• RECORDS FOR THE TASK:
╭──

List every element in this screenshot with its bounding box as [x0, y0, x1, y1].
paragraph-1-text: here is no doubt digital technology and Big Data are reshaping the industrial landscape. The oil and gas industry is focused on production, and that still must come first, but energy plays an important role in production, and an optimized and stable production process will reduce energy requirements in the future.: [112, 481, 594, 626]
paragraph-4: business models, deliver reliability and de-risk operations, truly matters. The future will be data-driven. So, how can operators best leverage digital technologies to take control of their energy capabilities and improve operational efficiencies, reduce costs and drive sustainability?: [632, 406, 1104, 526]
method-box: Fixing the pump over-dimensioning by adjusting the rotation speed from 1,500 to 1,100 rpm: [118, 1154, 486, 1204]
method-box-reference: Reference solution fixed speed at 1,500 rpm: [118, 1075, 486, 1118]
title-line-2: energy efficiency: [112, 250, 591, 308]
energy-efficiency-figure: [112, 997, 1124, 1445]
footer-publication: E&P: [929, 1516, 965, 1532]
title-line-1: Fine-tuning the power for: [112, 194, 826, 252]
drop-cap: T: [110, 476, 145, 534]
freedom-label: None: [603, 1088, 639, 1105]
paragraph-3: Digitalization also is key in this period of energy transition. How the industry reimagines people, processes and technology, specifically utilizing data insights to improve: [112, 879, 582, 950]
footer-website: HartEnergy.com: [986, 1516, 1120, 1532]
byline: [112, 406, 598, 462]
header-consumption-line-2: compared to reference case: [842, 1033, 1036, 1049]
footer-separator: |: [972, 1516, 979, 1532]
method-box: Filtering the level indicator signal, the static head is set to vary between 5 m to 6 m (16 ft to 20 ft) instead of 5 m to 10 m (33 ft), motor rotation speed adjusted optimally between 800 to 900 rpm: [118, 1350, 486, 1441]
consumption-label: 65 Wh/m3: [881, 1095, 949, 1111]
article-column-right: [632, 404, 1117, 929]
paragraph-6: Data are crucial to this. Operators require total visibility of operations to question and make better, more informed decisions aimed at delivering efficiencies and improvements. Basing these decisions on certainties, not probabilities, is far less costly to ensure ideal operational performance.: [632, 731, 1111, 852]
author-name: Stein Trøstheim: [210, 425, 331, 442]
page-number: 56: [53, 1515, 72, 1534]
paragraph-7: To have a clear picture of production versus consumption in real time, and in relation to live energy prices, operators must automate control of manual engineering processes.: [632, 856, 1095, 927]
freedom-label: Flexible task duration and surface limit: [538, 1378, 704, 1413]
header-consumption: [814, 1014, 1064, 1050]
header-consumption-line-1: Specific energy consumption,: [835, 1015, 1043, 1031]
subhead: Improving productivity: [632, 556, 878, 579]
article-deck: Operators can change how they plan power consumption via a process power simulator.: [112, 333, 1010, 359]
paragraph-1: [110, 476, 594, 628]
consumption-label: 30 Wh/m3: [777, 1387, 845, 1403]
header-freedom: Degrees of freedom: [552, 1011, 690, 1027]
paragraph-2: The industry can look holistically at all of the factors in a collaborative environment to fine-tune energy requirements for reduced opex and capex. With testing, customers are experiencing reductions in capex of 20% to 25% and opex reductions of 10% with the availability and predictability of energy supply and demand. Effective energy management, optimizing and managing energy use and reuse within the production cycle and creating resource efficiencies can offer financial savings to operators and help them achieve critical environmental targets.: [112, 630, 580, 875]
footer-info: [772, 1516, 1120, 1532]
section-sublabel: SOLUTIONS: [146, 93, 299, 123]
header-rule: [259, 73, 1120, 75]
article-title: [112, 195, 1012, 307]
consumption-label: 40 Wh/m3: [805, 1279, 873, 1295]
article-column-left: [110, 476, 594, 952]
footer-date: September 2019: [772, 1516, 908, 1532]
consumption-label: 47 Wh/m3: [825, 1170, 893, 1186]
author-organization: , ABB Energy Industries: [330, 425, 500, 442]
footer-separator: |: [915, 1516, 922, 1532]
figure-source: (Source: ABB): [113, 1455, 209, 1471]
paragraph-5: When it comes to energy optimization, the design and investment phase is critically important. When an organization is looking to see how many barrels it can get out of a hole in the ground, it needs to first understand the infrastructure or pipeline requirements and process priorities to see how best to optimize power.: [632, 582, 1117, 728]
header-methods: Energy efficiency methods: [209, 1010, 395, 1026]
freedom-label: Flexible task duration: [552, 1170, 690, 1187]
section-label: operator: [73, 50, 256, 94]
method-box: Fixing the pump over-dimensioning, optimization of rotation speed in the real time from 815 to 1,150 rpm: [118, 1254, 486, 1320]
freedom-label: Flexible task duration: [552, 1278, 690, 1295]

╰──
╭──

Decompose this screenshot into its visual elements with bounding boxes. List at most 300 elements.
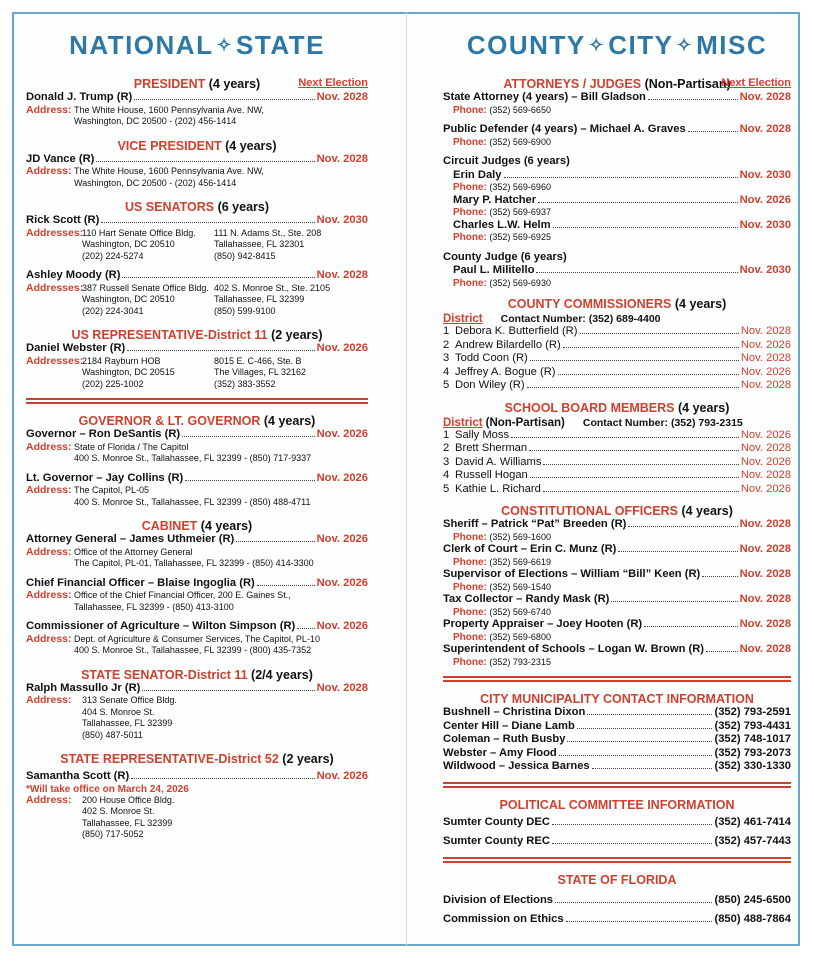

╰──

• WHAT IS REQUIRED:
Copy out word for word the lines in the records, starting with the line that contains "List every element" and going on through the line that contains "footer-separator: |: [972, 1516, 979, 1532]", with both of those lines included.

• THE OUTPUT:
List every element in this screenshot with its bounding box as [x0, y0, x1, y1].
paragraph-1-text: here is no doubt digital technology and Big Data are reshaping the industrial landscape. The oil and gas industry is focused on production, and that still must come first, but energy plays an important role in production, and an optimized and stable production process will reduce energy requirements in the future.: [112, 481, 594, 626]
paragraph-4: business models, deliver reliability and de-risk operations, truly matters. The future will be data-driven. So, how can operators best leverage digital technologies to take control of their energy capabilities and improve operational efficiencies, reduce costs and drive sustainability?: [632, 406, 1104, 526]
method-box: Fixing the pump over-dimensioning by adjusting the rotation speed from 1,500 to 1,100 rpm: [118, 1154, 486, 1204]
method-box-reference: Reference solution fixed speed at 1,500 rpm: [118, 1075, 486, 1118]
title-line-2: energy efficiency: [112, 250, 591, 308]
energy-efficiency-figure: [112, 997, 1124, 1445]
footer-publication: E&P: [929, 1516, 965, 1532]
title-line-1: Fine-tuning the power for: [112, 194, 826, 252]
drop-cap: T: [110, 476, 145, 534]
freedom-label: None: [603, 1088, 639, 1105]
paragraph-3: Digitalization also is key in this period of energy transition. How the industry reimagines people, processes and technology, specifically utilizing data insights to improve: [112, 879, 582, 950]
footer-website: HartEnergy.com: [986, 1516, 1120, 1532]
byline: [112, 406, 598, 462]
header-consumption-line-2: compared to reference case: [842, 1033, 1036, 1049]
footer-separator: |: [972, 1516, 979, 1532]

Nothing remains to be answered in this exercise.